Three successive American Administrations – those of President George W. Bush, President Bill Clinton and President George H.W. Bush – have demonstrated leadership in helping transform NATO from a Cold War to a 21st century profile. Members of this Committee played, and continue to play, a major part in that bipartisan policy effort.

In the 1990s, under American leadership, NATO enlarged its membership for the first time since the fall of the Berlin Wall. It did so again in 2002.

Also in the 1990’s, NATO engaged in its first military combat operations to force an end to ethnic cleansing in the Balkans. NATO’s operational role has continued to grow since then.

On September 12, 2001, a day after the attacks on New York and Washington, NATO invoked for the first time the Washington Treaty’s critical Article Five clause of collective defense. In the 52 years of NATO’s existence prior to that date, no one ever expected that Article Five would be invoked in response to a terrorist attack; an attack on the United States rather than Europe; and an attack plotted in Afghanistan, planned in Pakistan, Malaysia, and Germany, carried out inside the United States, and financed through Al Qaeda’s fund-raising network.

> [Work task A]
According to the text about NATO's transformation, why did NATO carry out its first military combat operations in the 1990s? Answer in one to three sentences.
> [Work task B]
Revise the text about NATO's transformation by restating the part that opens with the words containing "Also in the" and closes with "grow since then.", with "Balkans" replaced by "former Yugoslavia".
> [Work task C]
Continue the text about NATO's transformation from where it stops.
The lines play no part in any task on the text about NATO's transformation.

> [Available data]

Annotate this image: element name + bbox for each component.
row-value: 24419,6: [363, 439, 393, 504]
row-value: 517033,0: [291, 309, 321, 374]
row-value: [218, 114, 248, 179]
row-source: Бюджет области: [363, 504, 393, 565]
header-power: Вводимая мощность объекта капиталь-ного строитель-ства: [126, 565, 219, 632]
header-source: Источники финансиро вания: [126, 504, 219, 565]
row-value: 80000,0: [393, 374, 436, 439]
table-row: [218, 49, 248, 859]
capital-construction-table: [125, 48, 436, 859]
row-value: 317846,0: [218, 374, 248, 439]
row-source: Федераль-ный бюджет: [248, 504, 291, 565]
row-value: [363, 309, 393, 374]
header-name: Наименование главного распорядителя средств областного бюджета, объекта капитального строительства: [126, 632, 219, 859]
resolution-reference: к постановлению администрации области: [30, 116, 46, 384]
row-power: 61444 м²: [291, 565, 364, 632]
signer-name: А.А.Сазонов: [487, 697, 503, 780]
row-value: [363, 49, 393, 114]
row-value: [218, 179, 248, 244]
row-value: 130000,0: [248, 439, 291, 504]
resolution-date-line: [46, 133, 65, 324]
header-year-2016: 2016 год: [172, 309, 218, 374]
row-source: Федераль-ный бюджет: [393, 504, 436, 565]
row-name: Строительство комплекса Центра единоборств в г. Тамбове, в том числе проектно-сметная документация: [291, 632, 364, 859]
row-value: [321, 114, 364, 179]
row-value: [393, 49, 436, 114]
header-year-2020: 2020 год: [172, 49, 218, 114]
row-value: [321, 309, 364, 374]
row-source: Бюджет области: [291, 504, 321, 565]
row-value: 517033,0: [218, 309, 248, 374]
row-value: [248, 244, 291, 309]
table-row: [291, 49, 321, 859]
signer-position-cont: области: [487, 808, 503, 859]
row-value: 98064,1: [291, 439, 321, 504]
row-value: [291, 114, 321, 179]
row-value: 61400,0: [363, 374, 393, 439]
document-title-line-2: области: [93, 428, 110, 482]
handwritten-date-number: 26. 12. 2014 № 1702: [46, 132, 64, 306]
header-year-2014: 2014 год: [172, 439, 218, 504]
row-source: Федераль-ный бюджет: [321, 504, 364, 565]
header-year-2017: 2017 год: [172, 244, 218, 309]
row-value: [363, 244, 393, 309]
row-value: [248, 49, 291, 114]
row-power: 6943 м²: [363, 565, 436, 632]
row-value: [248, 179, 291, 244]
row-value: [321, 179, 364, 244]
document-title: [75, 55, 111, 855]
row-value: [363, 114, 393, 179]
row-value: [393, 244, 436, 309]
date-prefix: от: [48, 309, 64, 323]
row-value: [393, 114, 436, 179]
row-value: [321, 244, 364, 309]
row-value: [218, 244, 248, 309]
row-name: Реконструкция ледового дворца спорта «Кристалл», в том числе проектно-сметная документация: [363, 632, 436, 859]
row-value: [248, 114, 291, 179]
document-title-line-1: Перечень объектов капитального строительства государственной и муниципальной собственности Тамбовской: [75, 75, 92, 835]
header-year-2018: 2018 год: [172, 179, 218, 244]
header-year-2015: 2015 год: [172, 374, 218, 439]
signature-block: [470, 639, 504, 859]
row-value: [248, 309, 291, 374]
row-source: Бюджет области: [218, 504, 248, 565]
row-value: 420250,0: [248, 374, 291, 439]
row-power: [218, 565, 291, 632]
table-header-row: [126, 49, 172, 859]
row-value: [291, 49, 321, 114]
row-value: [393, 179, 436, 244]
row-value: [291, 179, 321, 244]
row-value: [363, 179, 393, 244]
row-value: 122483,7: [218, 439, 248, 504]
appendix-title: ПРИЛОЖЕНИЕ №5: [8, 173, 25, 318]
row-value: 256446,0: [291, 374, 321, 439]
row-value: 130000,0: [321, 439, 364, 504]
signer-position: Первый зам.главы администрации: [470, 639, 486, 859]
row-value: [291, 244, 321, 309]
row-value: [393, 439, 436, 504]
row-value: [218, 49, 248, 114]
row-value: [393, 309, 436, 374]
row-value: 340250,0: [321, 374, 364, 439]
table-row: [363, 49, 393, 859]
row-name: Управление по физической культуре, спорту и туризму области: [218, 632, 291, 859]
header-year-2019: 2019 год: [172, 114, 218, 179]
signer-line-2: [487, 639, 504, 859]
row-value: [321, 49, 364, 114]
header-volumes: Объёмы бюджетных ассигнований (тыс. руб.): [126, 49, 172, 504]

> [Final answer A]
NATO carried out its first military combat operations to force an end to ethnic cleansing in the Balkans.

> [Final answer B]
Also in the 1990’s, NATO engaged in its first military combat operations to force an end to ethnic cleansing in the former Yugoslavia. NATO’s operational role has continued to grow since then.

> [Final answer C]
I was in the White House on September 11 and 12; I remember and greatly appreciate NATO’s act of solidarity. That decision, and its implications, eventually brought an end to NATO’s now seemingly “quaint” debate about going “out of area.”

But let me be frank: in 2001, despite this decision, NATO lacked the capability of responding to the challenge of September 11. And, to be even franker, at that time the United States had not thought through how to work within NATO so far afield as Afghanistan. But within months, several individual Allies had joined us in Afghanistan, and on August 11, 2003, NATO took over the UN-mandated International Security Assistance Force (ISAF) mission in Kabul. From that moment, NATO had crossed into a new world, and transformation became an operational as well as a strategic necessity.

NATO has come far since the Cold War. In the early 1990s, NATO was an alliance of 16 countries, which had never conducted a military operation and had no partner relationships. By the middle of this decade, NATO had become an alliance of 26 members. And its soldiers and sailors had experienced:

  • bringing security and stability to Afghanistan,

  • maintaining security in Kosovo and Bosnia,

  • supporting and training peace-keepers in Africa,

  • training the Iraqi security forces,

  • delivering humanitarian aid in Pakistan after the earthquake and in Louisiana after Katrina, and

  • patrolling shipping in the Mediterranean to prevent terrorism.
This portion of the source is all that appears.